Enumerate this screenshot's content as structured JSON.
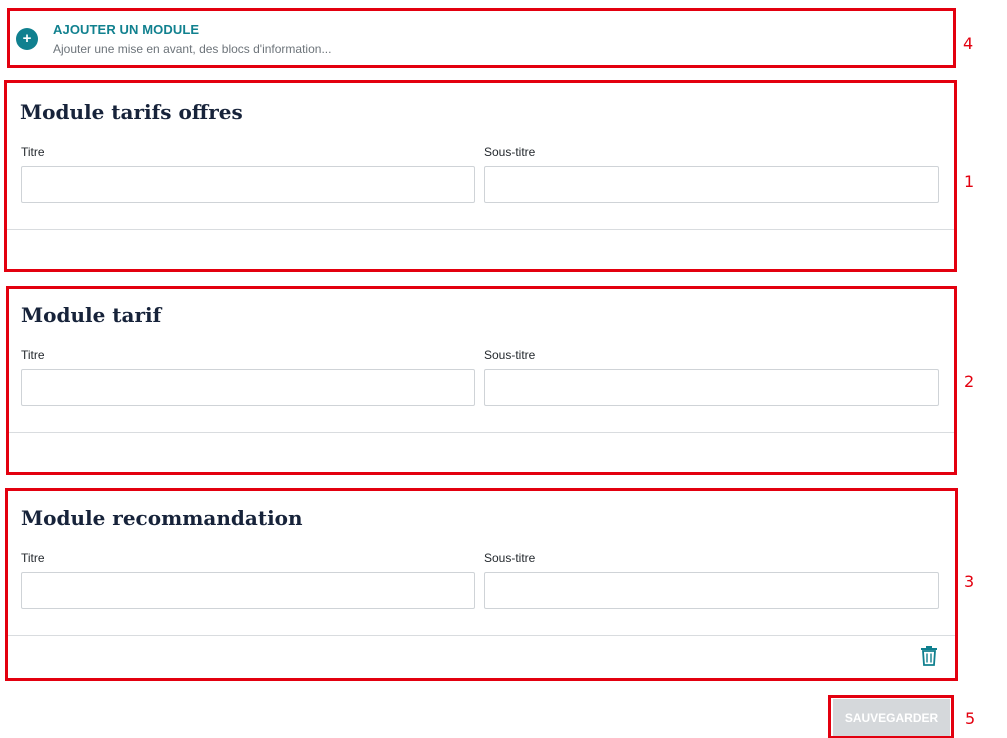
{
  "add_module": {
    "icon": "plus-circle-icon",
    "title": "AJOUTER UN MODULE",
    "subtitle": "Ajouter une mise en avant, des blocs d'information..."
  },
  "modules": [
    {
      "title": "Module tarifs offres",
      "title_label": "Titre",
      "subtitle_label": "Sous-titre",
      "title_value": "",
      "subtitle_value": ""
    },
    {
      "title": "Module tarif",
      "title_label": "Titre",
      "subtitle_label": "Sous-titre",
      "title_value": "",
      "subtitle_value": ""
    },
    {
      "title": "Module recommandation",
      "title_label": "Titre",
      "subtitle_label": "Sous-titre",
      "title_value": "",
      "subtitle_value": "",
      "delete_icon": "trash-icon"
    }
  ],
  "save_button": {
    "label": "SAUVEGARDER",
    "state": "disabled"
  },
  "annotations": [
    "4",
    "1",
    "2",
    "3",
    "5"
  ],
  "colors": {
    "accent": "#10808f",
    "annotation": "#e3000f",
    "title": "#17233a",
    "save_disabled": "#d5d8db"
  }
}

■ ■ ■ ■ ■

**THE PROBLEM**
Repeat all of the entries word for word, but omit the pictures.

**SOLUTION TO THIS PROBLEM**
Enumerate this screenshot's content as structured JSON.
{
  "add_module": {
    "icon": "plus-circle-icon",
    "title": "AJOUTER UN MODULE",
    "subtitle": "Ajouter une mise en avant, des blocs d'information..."
  },
  "modules": [
    {
      "title": "Module tarifs offres",
      "title_label": "Titre",
      "subtitle_label": "Sous-titre",
      "title_value": "",
      "subtitle_value": ""
    },
    {
      "title": "Module tarif",
      "title_label": "Titre",
      "subtitle_label": "Sous-titre",
      "title_value": "",
      "subtitle_value": ""
    },
    {
      "title": "Module recommandation",
      "title_label": "Titre",
      "subtitle_label": "Sous-titre",
      "title_value": "",
      "subtitle_value": "",
      "delete_icon": "trash-icon"
    }
  ],
  "save_button": {
    "label": "SAUVEGARDER",
    "state": "disabled"
  },
  "annotations": [
    "4",
    "1",
    "2",
    "3",
    "5"
  ],
  "colors": {
    "accent": "#10808f",
    "annotation": "#e3000f",
    "title": "#17233a",
    "save_disabled": "#d5d8db"
  }
}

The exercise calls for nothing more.